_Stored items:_

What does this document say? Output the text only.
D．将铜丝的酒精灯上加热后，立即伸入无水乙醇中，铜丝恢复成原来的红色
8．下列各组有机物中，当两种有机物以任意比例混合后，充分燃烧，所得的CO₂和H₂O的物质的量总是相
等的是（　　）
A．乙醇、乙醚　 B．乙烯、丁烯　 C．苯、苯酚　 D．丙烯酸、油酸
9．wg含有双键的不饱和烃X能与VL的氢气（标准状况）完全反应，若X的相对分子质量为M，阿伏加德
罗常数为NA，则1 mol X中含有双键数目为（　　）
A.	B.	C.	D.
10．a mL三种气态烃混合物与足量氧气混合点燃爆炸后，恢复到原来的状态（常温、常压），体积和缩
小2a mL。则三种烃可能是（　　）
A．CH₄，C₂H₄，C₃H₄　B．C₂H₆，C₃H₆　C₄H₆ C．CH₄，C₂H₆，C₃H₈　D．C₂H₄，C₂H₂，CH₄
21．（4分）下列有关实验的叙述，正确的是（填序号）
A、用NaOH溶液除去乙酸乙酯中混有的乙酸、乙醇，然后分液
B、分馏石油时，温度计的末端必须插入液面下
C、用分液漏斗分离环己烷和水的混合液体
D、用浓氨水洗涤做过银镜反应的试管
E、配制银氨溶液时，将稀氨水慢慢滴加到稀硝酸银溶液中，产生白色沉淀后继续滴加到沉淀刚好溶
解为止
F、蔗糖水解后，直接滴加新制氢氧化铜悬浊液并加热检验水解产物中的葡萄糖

_Prompt:_ Write out the whole listing again, exactly as it stands.

_Full solution:_
What does this document say? Output the text only.
D．将铜丝的酒精灯上加热后，立即伸入无水乙醇中，铜丝恢复成原来的红色
8．下列各组有机物中，当两种有机物以任意比例混合后，充分燃烧，所得的CO₂和H₂O的物质的量总是相
等的是（　　）
A．乙醇、乙醚　 B．乙烯、丁烯　 C．苯、苯酚　 D．丙烯酸、油酸
9．wg含有双键的不饱和烃X能与VL的氢气（标准状况）完全反应，若X的相对分子质量为M，阿伏加德
罗常数为NA，则1 mol X中含有双键数目为（　　）
A.	B.	C.	D.
10．a mL三种气态烃混合物与足量氧气混合点燃爆炸后，恢复到原来的状态（常温、常压），体积和缩
小2a mL。则三种烃可能是（　　）
A．CH₄，C₂H₄，C₃H₄　B．C₂H₆，C₃H₆　C₄H₆ C．CH₄，C₂H₆，C₃H₈　D．C₂H₄，C₂H₂，CH₄
21．（4分）下列有关实验的叙述，正确的是（填序号）
A、用NaOH溶液除去乙酸乙酯中混有的乙酸、乙醇，然后分液
B、分馏石油时，温度计的末端必须插入液面下
C、用分液漏斗分离环己烷和水的混合液体
D、用浓氨水洗涤做过银镜反应的试管
E、配制银氨溶液时，将稀氨水慢慢滴加到稀硝酸银溶液中，产生白色沉淀后继续滴加到沉淀刚好溶
解为止
F、蔗糖水解后，直接滴加新制氢氧化铜悬浊液并加热检验水解产物中的葡萄糖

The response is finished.